_Task A:_
Can you turn the paragraph of the forum thread that begins "I agree, any money given to schools" into a short list that keeps its main facts?
_Task B:_
Which dollar amounts appear in the forum thread?
_Task C:_
Reproduce the part of the forum thread that opens with the words containing "I agree, any" and closes with "to the problem.".

_Extract to read:_
--- --- ---
ItsonlyExperiment626 said:
Chobie-I would look at it as an opportunity to teach the kids not to litter. It's their trash. I would think that the kids would learn not to litter if they knew they had to pick it at the end of the day.

Me too. However, the type of parents who going storming into the school board everytime their child gets a dentention(and there are tons of them) would probably not look so kindly on it.
 
I agree, any money given to schools goes directly to the comfort of the adminstrators and not to the kids. They don't take all the money though, they make sure they build a bigger state of the art pool or indoor track to show that they really are thinking of our children's education. Giving more money to the public school system only adds to the problem.
 
JulieWent said:
I have been a teacher since 1982. When I started teaching, salaries averaged $17,000 per year. They now average close to $40,000 per year, a much more effective "living wage" even adjusted for inflation. When I started teaching, virtually ALL of my classes contained at least 30 students. The really big classes would have 35. Now, the average class has 22 students in it. A really big class has 27. Do these things affect student performance? You bet your life they do! An intelligent young person starting out is much more likely to be attracted to our profession by an annual salary of $40K than by one of $20K. A middle-aged woman with a family to help support and with a lot of experience in the classroom is much more likely to stay in the field if the compensation is adequate and the working conditions are pleasant. You'd have to be a real dunce at math to not understand why having 20 students in a classroom is better than having 30 students. Every single day, I get to sit down and work with every single student in each of my classes. Incidentally, instead of teaching six classes like I did when I first started teaching in 1981, I now teach 3 -- we're on a block schedule which gives us more time with our students. So, I've gone from herding 180 students a day to teaching 60!
--- --- ---
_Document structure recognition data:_
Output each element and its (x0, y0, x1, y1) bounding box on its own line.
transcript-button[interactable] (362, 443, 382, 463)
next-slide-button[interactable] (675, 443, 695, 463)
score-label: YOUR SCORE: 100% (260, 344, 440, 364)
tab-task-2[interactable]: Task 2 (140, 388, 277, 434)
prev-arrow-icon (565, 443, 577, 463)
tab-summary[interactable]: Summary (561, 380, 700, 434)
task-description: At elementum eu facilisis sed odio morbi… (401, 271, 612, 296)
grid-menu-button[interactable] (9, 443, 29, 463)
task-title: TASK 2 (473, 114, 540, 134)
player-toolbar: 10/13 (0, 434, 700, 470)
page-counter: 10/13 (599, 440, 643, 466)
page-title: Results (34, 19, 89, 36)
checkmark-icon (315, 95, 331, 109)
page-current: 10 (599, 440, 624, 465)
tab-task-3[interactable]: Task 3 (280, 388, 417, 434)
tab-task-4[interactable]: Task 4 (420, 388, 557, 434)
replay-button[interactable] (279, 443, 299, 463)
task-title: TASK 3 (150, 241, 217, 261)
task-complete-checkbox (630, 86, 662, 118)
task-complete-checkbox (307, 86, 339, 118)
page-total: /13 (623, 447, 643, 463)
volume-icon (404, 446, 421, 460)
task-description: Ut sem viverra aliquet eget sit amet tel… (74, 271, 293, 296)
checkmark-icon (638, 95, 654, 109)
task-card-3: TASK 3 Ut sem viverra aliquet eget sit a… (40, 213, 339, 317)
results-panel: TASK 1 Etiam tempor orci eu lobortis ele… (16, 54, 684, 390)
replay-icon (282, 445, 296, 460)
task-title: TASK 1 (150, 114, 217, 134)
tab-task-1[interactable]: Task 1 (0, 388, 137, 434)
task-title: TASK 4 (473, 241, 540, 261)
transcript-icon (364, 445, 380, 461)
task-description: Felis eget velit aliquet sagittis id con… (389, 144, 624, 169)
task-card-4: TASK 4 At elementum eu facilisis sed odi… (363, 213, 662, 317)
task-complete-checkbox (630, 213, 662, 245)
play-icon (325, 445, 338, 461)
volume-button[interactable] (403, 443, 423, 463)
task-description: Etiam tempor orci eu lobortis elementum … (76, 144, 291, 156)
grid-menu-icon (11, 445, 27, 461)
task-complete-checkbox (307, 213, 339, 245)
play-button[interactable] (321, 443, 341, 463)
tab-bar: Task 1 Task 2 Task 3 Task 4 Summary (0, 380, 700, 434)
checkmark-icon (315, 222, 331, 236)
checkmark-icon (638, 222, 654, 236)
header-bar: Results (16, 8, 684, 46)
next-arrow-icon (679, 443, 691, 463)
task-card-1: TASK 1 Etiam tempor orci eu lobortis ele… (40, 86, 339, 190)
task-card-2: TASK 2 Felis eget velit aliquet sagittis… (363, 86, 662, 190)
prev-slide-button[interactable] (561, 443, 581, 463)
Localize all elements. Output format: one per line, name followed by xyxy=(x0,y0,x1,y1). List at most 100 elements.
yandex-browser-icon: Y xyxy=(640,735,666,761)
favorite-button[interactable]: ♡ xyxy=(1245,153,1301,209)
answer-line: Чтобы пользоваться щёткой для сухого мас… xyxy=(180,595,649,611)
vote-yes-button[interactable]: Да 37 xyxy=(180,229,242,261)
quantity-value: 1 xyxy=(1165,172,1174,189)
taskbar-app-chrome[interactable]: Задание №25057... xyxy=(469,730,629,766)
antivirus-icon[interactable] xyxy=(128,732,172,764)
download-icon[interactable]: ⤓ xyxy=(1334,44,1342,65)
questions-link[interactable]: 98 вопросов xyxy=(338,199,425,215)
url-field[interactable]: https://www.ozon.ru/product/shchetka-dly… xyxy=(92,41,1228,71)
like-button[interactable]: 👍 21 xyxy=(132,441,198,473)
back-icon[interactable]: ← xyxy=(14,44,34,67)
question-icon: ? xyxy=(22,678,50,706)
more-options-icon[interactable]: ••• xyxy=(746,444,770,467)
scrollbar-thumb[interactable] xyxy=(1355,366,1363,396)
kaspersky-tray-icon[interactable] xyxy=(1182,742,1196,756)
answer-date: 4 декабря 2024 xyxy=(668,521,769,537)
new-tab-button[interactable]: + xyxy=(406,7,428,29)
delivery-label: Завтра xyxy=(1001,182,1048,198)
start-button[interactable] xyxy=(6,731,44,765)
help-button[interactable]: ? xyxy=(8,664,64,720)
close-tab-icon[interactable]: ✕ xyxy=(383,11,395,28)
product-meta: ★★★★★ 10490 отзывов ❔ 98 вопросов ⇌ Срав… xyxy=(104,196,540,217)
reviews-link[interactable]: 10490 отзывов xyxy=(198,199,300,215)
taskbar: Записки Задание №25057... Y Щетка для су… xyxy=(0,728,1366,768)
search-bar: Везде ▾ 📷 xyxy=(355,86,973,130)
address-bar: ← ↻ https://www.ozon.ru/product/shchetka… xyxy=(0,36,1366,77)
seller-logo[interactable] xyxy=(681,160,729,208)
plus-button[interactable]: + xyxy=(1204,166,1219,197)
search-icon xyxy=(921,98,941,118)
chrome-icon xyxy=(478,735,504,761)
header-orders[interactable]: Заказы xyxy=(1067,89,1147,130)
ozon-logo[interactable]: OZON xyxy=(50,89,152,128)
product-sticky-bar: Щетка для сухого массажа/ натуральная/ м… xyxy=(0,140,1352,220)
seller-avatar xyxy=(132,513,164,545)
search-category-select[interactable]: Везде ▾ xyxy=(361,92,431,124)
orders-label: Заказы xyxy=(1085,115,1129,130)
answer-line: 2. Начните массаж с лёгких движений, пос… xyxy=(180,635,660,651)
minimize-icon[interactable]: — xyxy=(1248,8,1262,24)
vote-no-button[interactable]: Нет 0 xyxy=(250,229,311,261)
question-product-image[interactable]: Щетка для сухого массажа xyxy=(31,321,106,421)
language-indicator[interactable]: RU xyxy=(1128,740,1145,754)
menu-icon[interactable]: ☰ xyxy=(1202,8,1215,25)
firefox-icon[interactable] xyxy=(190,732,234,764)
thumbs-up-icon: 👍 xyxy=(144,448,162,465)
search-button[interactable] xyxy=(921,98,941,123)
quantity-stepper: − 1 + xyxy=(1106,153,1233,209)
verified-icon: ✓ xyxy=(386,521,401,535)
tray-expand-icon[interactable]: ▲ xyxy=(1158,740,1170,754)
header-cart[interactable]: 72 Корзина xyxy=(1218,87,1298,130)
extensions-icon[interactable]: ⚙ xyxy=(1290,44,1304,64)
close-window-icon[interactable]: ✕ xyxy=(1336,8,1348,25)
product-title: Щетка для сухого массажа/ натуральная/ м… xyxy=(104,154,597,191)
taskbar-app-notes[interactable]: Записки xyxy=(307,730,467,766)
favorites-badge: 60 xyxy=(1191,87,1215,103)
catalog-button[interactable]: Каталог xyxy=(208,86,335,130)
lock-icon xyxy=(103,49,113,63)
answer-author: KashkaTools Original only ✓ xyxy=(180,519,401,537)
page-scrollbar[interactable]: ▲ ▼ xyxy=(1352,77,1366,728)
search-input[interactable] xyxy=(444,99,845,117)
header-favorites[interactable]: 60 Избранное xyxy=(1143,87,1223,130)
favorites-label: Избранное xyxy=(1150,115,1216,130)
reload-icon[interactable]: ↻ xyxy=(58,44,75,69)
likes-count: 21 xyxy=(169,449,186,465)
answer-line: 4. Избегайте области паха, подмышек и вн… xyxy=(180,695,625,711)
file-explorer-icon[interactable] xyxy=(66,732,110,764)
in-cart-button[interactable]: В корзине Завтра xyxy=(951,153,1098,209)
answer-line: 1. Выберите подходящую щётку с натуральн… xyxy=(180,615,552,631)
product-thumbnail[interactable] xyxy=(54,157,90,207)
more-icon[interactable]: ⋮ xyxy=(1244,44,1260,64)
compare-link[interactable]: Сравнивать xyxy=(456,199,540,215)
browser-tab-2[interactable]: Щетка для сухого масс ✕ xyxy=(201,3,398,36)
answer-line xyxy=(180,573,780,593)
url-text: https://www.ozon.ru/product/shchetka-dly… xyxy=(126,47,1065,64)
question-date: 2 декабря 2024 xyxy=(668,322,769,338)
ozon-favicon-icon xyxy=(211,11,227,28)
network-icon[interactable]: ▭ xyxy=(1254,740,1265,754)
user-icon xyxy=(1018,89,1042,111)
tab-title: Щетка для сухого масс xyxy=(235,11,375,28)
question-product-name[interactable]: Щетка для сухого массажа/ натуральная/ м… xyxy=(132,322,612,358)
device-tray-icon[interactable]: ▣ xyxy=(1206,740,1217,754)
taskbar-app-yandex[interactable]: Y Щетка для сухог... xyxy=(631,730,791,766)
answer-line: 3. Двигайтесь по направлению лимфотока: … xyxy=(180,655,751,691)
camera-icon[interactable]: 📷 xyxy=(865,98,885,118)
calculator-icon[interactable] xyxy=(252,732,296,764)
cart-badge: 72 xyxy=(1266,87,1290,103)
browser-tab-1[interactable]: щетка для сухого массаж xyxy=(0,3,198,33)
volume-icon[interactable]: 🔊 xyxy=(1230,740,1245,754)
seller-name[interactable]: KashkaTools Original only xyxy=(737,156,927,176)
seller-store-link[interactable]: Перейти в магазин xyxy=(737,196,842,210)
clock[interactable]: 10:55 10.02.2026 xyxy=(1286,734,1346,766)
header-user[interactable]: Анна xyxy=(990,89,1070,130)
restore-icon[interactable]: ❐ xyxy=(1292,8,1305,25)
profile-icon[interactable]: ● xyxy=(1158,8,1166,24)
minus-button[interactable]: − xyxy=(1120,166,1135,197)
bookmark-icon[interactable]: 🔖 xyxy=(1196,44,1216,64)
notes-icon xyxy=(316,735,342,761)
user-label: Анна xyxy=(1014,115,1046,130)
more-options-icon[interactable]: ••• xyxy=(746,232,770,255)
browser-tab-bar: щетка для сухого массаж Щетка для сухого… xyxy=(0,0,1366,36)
--- --- ---
_Expected output A:_
- Money given to schools goes to the comfort of the administrators, not to the kids.
- The administrators don't take all of it. They build a bigger, state-of-the-art pool or indoor track to show they are thinking of children's education.
- Giving more money to the public school system only adds to the problem.

_Expected output B:_
- $17,000
- $40,000
- $40K
- $20K

_Expected output C:_
I agree, any money given to schools goes directly to the comfort of the adminstrators and not to the kids. They don't take all the money though, they make sure they build a bigger state of the art pool or indoor track to show that they really are thinking of our children's education. Giving more money to the public school system only adds to the problem.